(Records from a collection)
◇ ◇ ◇ ◇

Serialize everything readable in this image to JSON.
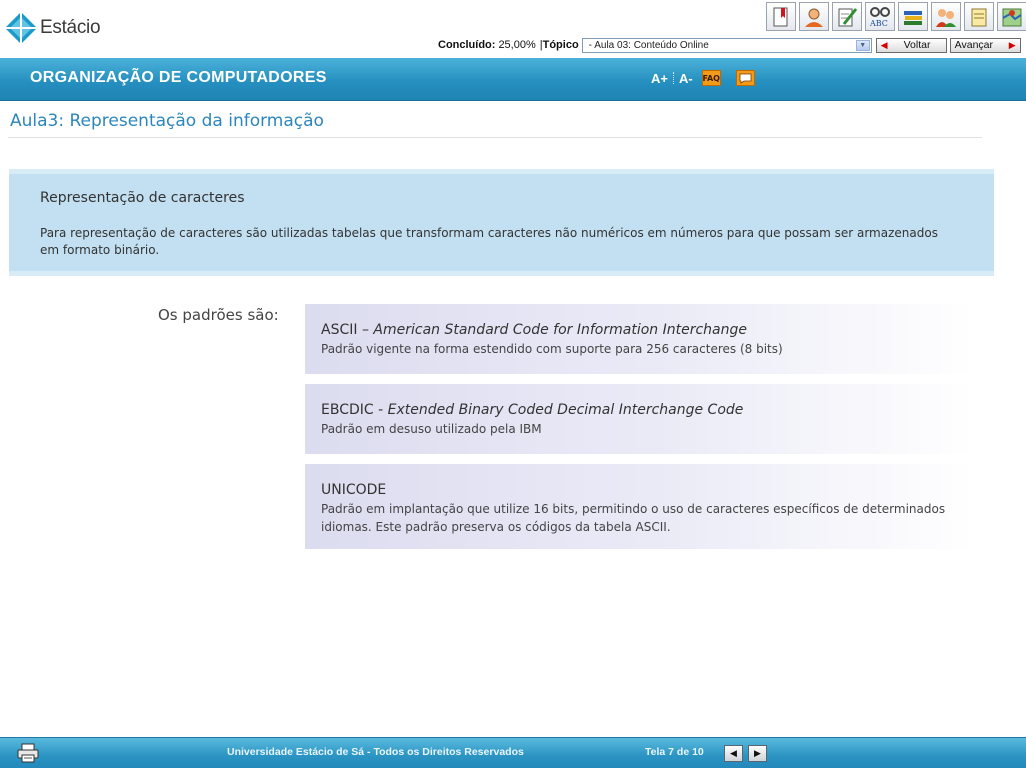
{
  "brand": {
    "name": "Estácio"
  },
  "toolbar": {
    "icons": [
      "bookmark-icon",
      "tutor-icon",
      "notes-icon",
      "glossary-icon",
      "library-icon",
      "forum-icon",
      "documents-icon",
      "map-icon"
    ]
  },
  "progress": {
    "label": "Concluído:",
    "value": "25,00%",
    "divider": "|"
  },
  "topic": {
    "label": "Tópico",
    "selected": "- Aula 03: Conteúdo Online"
  },
  "navigation": {
    "back_label": "Voltar",
    "forward_label": "Avançar"
  },
  "course": {
    "title": "ORGANIZAÇÃO DE COMPUTADORES",
    "font_increase": "A+",
    "font_decrease": "A-",
    "faq": "FAQ"
  },
  "page": {
    "title": "Aula3: Representação da informação"
  },
  "intro": {
    "heading": "Representação de caracteres",
    "text": "Para representação de caracteres são utilizadas tabelas que transformam caracteres não numéricos em números para que possam ser armazenados em formato binário."
  },
  "standards": {
    "label": "Os padrões são:",
    "items": [
      {
        "acronym": "ASCII",
        "separator": " – ",
        "full_name": "American Standard Code for Information Interchange",
        "description": "Padrão vigente na forma estendido com suporte para 256 caracteres (8 bits)"
      },
      {
        "acronym": "EBCDIC",
        "separator": " - ",
        "full_name": "Extended Binary Coded Decimal Interchange Code",
        "description": "Padrão em desuso utilizado pela IBM"
      },
      {
        "acronym": "UNICODE",
        "separator": "",
        "full_name": "",
        "description": "Padrão em implantação que utilize 16 bits, permitindo o uso de caracteres específicos de determinados idiomas. Este padrão preserva os códigos da tabela ASCII."
      }
    ]
  },
  "footer": {
    "copyright": "Universidade Estácio de Sá - Todos os Direitos Reservados",
    "screen_counter": "Tela 7 de 10"
  },
  "colors": {
    "accent": "#2690c0",
    "title": "#2b86bd",
    "intro_bg": "#c2e0f1",
    "card_bg": "#dcdcf0"
  }
}
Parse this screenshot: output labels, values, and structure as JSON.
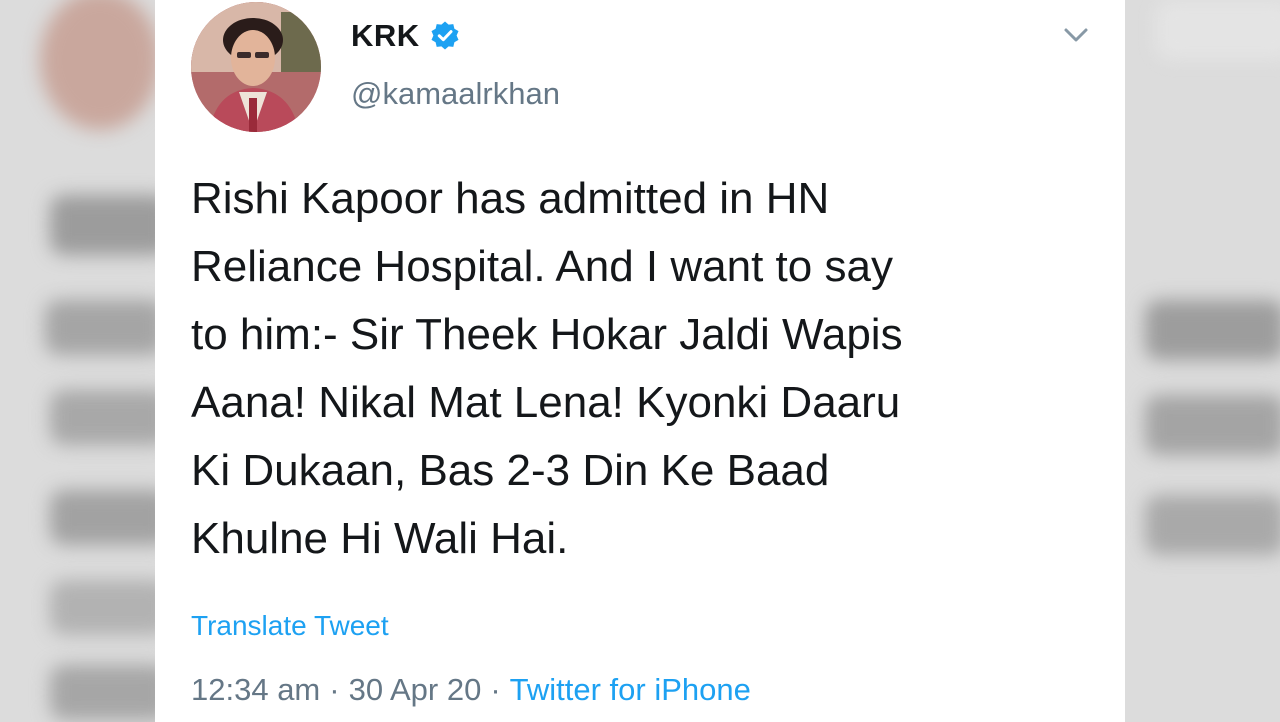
{
  "tweet": {
    "display_name": "KRK",
    "verified": true,
    "handle": "@kamaalrkhan",
    "text": "Rishi Kapoor has admitted in HN\nReliance Hospital. And I want to say\nto him:- Sir Theek Hokar Jaldi Wapis\nAana! Nikal Mat Lena! Kyonki Daaru\nKi Dukaan, Bas 2-3 Din Ke Baad\nKhulne Hi Wali Hai.",
    "translate_label": "Translate Tweet",
    "time": "12:34 am",
    "separator": "·",
    "date": "30 Apr 20",
    "source": "Twitter for iPhone"
  },
  "icons": {
    "verified": "verified-badge-icon",
    "menu": "chevron-down-icon"
  },
  "colors": {
    "link_blue": "#1da1f2",
    "text_primary": "#14171a",
    "text_secondary": "#657786",
    "card_background": "#ffffff"
  }
}
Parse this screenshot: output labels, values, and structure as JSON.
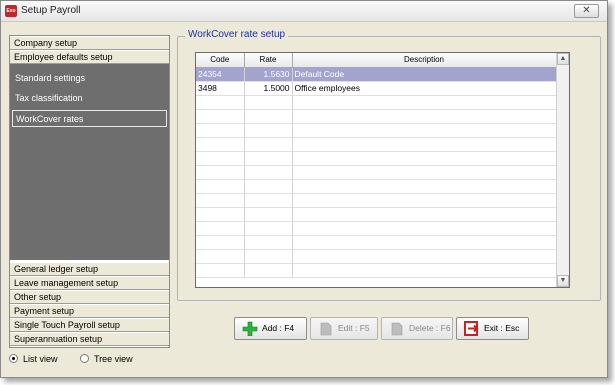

◇ ◇ ◇ ◇

# Task brief
Go through the records above, find every line with the word "Interchange", and list those lines.

# Answer
        "full_name": "American Standard Code for Information Interchange",
        "full_name": "Extended Binary Coded Decimal Interchange Code",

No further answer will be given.